→ **WHAT IS BEING ASKED**:
Copy every line of the listing below without changing a single character.

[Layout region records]
┏━━

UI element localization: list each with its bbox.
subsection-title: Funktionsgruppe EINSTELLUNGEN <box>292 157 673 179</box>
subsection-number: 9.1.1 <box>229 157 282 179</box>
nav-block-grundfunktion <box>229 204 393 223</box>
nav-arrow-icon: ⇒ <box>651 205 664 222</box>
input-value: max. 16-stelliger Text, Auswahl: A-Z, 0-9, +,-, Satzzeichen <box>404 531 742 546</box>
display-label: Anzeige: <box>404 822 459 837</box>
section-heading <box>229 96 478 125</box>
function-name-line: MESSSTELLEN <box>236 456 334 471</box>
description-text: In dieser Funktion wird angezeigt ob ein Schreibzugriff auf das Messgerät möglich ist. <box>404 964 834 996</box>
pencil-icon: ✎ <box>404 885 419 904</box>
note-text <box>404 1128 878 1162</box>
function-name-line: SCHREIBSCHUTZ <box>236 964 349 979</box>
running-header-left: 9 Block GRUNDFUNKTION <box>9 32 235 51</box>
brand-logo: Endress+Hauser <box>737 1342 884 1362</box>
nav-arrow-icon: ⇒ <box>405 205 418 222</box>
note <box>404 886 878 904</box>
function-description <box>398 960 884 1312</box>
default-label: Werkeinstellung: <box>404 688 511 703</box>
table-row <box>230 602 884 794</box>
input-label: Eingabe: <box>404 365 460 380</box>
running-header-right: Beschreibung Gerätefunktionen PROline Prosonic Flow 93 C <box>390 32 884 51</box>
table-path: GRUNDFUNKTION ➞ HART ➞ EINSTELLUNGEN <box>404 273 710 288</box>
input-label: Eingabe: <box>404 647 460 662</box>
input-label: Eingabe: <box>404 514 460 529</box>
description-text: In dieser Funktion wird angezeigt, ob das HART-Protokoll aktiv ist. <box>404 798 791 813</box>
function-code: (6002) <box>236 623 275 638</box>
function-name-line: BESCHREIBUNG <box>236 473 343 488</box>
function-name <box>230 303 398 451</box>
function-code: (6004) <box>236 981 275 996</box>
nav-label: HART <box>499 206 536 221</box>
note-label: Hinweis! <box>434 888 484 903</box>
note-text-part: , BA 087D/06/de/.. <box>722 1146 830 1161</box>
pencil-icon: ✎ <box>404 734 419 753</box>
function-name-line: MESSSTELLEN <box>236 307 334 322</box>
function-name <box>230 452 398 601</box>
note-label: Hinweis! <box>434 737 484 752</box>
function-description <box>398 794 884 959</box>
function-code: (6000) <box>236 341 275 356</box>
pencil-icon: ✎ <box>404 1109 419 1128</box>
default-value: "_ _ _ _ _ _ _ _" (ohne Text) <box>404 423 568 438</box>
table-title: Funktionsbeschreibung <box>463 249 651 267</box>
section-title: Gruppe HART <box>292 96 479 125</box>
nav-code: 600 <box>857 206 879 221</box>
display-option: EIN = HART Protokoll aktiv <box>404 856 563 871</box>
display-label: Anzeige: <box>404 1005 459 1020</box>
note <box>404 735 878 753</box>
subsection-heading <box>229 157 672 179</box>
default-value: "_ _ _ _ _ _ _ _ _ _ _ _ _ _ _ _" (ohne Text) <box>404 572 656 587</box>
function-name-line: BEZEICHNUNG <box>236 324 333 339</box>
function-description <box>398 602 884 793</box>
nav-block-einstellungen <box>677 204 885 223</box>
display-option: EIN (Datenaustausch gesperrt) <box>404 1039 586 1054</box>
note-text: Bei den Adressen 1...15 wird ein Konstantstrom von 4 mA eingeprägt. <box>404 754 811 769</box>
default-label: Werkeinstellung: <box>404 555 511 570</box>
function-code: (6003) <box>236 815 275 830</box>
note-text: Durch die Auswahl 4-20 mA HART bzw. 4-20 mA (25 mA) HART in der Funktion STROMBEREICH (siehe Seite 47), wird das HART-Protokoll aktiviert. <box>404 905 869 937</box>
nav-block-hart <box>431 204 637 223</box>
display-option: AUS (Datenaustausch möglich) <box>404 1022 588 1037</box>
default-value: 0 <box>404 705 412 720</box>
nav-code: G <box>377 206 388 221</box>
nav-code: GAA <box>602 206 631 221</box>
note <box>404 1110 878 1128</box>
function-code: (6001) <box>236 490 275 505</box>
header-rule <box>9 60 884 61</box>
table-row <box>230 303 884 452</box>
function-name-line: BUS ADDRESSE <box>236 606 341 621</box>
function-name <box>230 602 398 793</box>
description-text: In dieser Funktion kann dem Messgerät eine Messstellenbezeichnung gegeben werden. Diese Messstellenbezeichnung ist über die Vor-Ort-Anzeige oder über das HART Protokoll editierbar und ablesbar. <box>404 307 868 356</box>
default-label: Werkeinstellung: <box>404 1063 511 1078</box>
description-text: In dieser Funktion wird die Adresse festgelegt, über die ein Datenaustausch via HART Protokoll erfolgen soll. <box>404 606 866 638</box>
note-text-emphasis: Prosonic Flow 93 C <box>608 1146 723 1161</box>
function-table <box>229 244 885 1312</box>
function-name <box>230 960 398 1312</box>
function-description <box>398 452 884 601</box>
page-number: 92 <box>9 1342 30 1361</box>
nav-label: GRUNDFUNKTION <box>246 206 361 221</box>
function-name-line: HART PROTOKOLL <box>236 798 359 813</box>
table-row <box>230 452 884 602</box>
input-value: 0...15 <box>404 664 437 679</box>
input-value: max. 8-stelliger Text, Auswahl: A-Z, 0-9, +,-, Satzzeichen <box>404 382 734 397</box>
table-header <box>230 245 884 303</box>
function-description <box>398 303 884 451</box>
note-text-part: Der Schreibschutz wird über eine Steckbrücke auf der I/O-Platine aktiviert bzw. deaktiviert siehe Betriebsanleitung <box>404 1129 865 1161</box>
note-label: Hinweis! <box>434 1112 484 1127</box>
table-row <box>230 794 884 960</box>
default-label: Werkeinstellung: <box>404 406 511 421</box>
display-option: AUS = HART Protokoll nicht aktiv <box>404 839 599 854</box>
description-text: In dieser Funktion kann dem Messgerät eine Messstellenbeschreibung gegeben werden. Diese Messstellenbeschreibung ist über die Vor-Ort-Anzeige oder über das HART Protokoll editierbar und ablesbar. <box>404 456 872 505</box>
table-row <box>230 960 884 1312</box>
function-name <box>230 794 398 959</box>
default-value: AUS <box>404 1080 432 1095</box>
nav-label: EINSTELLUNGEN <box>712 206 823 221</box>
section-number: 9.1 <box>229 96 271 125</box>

┗━━

→ **SOLVED PROBLEM**:
UI element localization: list each with its bbox.
subsection-title: Funktionsgruppe EINSTELLUNGEN <box>292 157 673 179</box>
subsection-number: 9.1.1 <box>229 157 282 179</box>
nav-block-grundfunktion <box>229 204 393 223</box>
nav-arrow-icon: ⇒ <box>651 205 664 222</box>
input-value: max. 16-stelliger Text, Auswahl: A-Z, 0-9, +,-, Satzzeichen <box>404 531 742 546</box>
display-label: Anzeige: <box>404 822 459 837</box>
section-heading <box>229 96 478 125</box>
function-name-line: MESSSTELLEN <box>236 456 334 471</box>
description-text: In dieser Funktion wird angezeigt ob ein Schreibzugriff auf das Messgerät möglich ist. <box>404 964 834 996</box>
pencil-icon: ✎ <box>404 885 419 904</box>
note-text <box>404 1128 878 1162</box>
function-name-line: SCHREIBSCHUTZ <box>236 964 349 979</box>
running-header-left: 9 Block GRUNDFUNKTION <box>9 32 235 51</box>
brand-logo: Endress+Hauser <box>737 1342 884 1362</box>
nav-arrow-icon: ⇒ <box>405 205 418 222</box>
note <box>404 886 878 904</box>
function-description <box>398 960 884 1312</box>
default-label: Werkeinstellung: <box>404 688 511 703</box>
table-row <box>230 602 884 794</box>
input-label: Eingabe: <box>404 365 460 380</box>
running-header-right: Beschreibung Gerätefunktionen PROline Prosonic Flow 93 C <box>390 32 884 51</box>
table-path: GRUNDFUNKTION ➞ HART ➞ EINSTELLUNGEN <box>404 273 710 288</box>
input-label: Eingabe: <box>404 647 460 662</box>
input-label: Eingabe: <box>404 514 460 529</box>
description-text: In dieser Funktion wird angezeigt, ob das HART-Protokoll aktiv ist. <box>404 798 791 813</box>
function-code: (6002) <box>236 623 275 638</box>
function-name-line: BESCHREIBUNG <box>236 473 343 488</box>
function-name <box>230 303 398 451</box>
function-code: (6004) <box>236 981 275 996</box>
nav-label: HART <box>499 206 536 221</box>
note-label: Hinweis! <box>434 888 484 903</box>
note-text-part: , BA 087D/06/de/.. <box>722 1146 830 1161</box>
pencil-icon: ✎ <box>404 734 419 753</box>
function-name-line: MESSSTELLEN <box>236 307 334 322</box>
function-name <box>230 452 398 601</box>
note-label: Hinweis! <box>434 737 484 752</box>
function-description <box>398 794 884 959</box>
function-code: (6000) <box>236 341 275 356</box>
pencil-icon: ✎ <box>404 1109 419 1128</box>
default-value: "_ _ _ _ _ _ _ _" (ohne Text) <box>404 423 568 438</box>
table-title: Funktionsbeschreibung <box>463 249 651 267</box>
section-title: Gruppe HART <box>292 96 479 125</box>
nav-code: 600 <box>857 206 879 221</box>
display-option: EIN = HART Protokoll aktiv <box>404 856 563 871</box>
display-label: Anzeige: <box>404 1005 459 1020</box>
note <box>404 735 878 753</box>
subsection-heading <box>229 157 672 179</box>
default-value: "_ _ _ _ _ _ _ _ _ _ _ _ _ _ _ _" (ohne Text) <box>404 572 656 587</box>
function-name-line: BEZEICHNUNG <box>236 324 333 339</box>
function-description <box>398 602 884 793</box>
nav-block-einstellungen <box>677 204 885 223</box>
display-option: EIN (Datenaustausch gesperrt) <box>404 1039 586 1054</box>
note-text: Bei den Adressen 1...15 wird ein Konstantstrom von 4 mA eingeprägt. <box>404 754 811 769</box>
default-label: Werkeinstellung: <box>404 555 511 570</box>
function-code: (6003) <box>236 815 275 830</box>
note-text: Durch die Auswahl 4-20 mA HART bzw. 4-20 mA (25 mA) HART in der Funktion STROMBEREICH (siehe Seite 47), wird das HART-Protokoll aktiviert. <box>404 905 869 937</box>
nav-block-hart <box>431 204 637 223</box>
display-option: AUS (Datenaustausch möglich) <box>404 1022 588 1037</box>
default-value: 0 <box>404 705 412 720</box>
nav-code: G <box>377 206 388 221</box>
nav-code: GAA <box>602 206 631 221</box>
note <box>404 1110 878 1128</box>
function-code: (6001) <box>236 490 275 505</box>
header-rule <box>9 60 884 61</box>
table-row <box>230 303 884 452</box>
function-name-line: BUS ADDRESSE <box>236 606 341 621</box>
function-name <box>230 602 398 793</box>
description-text: In dieser Funktion kann dem Messgerät eine Messstellenbezeichnung gegeben werden. Diese Messstellenbezeichnung ist über die Vor-Ort-Anzeige oder über das HART Protokoll editierbar und ablesbar. <box>404 307 868 356</box>
default-label: Werkeinstellung: <box>404 1063 511 1078</box>
description-text: In dieser Funktion wird die Adresse festgelegt, über die ein Datenaustausch via HART Protokoll erfolgen soll. <box>404 606 866 638</box>
note-text-emphasis: Prosonic Flow 93 C <box>608 1146 723 1161</box>
function-table <box>229 244 885 1312</box>
function-name <box>230 960 398 1312</box>
function-description <box>398 452 884 601</box>
page-number: 92 <box>9 1342 30 1361</box>
nav-label: GRUNDFUNKTION <box>246 206 361 221</box>
function-name-line: HART PROTOKOLL <box>236 798 359 813</box>
table-row <box>230 452 884 602</box>
input-value: 0...15 <box>404 664 437 679</box>
input-value: max. 8-stelliger Text, Auswahl: A-Z, 0-9, +,-, Satzzeichen <box>404 382 734 397</box>
table-header <box>230 245 884 303</box>
function-description <box>398 303 884 451</box>
note-text-part: Der Schreibschutz wird über eine Steckbrücke auf der I/O-Platine aktiviert bzw. deaktiviert siehe Betriebsanleitung <box>404 1129 865 1161</box>
note-label: Hinweis! <box>434 1112 484 1127</box>
table-row <box>230 794 884 960</box>
default-label: Werkeinstellung: <box>404 406 511 421</box>
display-option: AUS = HART Protokoll nicht aktiv <box>404 839 599 854</box>
description-text: In dieser Funktion kann dem Messgerät eine Messstellenbeschreibung gegeben werden. Diese Messstellenbeschreibung ist über die Vor-Ort-Anzeige oder über das HART Protokoll editierbar und ablesbar. <box>404 456 872 505</box>
table-row <box>230 960 884 1312</box>
function-name <box>230 794 398 959</box>
default-value: AUS <box>404 1080 432 1095</box>
nav-label: EINSTELLUNGEN <box>712 206 823 221</box>
section-number: 9.1 <box>229 96 271 125</box>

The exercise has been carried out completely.